Exercise prompt -
Write out each entry again. Keep every word exactly as it is.

Records shown -

+--

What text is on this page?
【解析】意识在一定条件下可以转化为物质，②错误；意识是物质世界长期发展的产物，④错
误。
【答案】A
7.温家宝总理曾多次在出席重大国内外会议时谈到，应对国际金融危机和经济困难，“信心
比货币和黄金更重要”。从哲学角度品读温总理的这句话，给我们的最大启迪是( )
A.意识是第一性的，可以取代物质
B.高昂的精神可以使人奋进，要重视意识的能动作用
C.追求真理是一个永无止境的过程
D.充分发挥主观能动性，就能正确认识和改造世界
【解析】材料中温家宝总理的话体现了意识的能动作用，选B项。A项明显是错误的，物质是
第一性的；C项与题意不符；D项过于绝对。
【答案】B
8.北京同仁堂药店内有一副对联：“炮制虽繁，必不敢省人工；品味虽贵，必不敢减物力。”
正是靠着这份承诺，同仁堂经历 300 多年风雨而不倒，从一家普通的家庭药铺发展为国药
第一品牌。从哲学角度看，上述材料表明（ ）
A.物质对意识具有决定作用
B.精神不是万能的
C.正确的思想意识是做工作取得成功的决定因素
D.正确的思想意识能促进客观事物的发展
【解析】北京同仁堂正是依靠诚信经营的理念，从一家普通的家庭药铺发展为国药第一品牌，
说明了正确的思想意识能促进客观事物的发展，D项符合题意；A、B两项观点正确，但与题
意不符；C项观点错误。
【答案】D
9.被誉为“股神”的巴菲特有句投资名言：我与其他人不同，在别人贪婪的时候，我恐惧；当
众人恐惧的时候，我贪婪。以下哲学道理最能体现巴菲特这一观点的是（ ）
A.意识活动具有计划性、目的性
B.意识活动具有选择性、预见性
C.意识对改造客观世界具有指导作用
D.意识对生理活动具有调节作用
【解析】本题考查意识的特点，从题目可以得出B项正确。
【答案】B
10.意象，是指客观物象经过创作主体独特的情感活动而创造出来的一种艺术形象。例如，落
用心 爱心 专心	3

+--

Answer -
What text is on this page?
【解析】意识在一定条件下可以转化为物质，②错误；意识是物质世界长期发展的产物，④错
误。
【答案】A
7.温家宝总理曾多次在出席重大国内外会议时谈到，应对国际金融危机和经济困难，“信心
比货币和黄金更重要”。从哲学角度品读温总理的这句话，给我们的最大启迪是( )
A.意识是第一性的，可以取代物质
B.高昂的精神可以使人奋进，要重视意识的能动作用
C.追求真理是一个永无止境的过程
D.充分发挥主观能动性，就能正确认识和改造世界
【解析】材料中温家宝总理的话体现了意识的能动作用，选B项。A项明显是错误的，物质是
第一性的；C项与题意不符；D项过于绝对。
【答案】B
8.北京同仁堂药店内有一副对联：“炮制虽繁，必不敢省人工；品味虽贵，必不敢减物力。”
正是靠着这份承诺，同仁堂经历 300 多年风雨而不倒，从一家普通的家庭药铺发展为国药
第一品牌。从哲学角度看，上述材料表明（ ）
A.物质对意识具有决定作用
B.精神不是万能的
C.正确的思想意识是做工作取得成功的决定因素
D.正确的思想意识能促进客观事物的发展
【解析】北京同仁堂正是依靠诚信经营的理念，从一家普通的家庭药铺发展为国药第一品牌，
说明了正确的思想意识能促进客观事物的发展，D项符合题意；A、B两项观点正确，但与题
意不符；C项观点错误。
【答案】D
9.被誉为“股神”的巴菲特有句投资名言：我与其他人不同，在别人贪婪的时候，我恐惧；当
众人恐惧的时候，我贪婪。以下哲学道理最能体现巴菲特这一观点的是（ ）
A.意识活动具有计划性、目的性
B.意识活动具有选择性、预见性
C.意识对改造客观世界具有指导作用
D.意识对生理活动具有调节作用
【解析】本题考查意识的特点，从题目可以得出B项正确。
【答案】B
10.意象，是指客观物象经过创作主体独特的情感活动而创造出来的一种艺术形象。例如，落
用心 爱心 专心	3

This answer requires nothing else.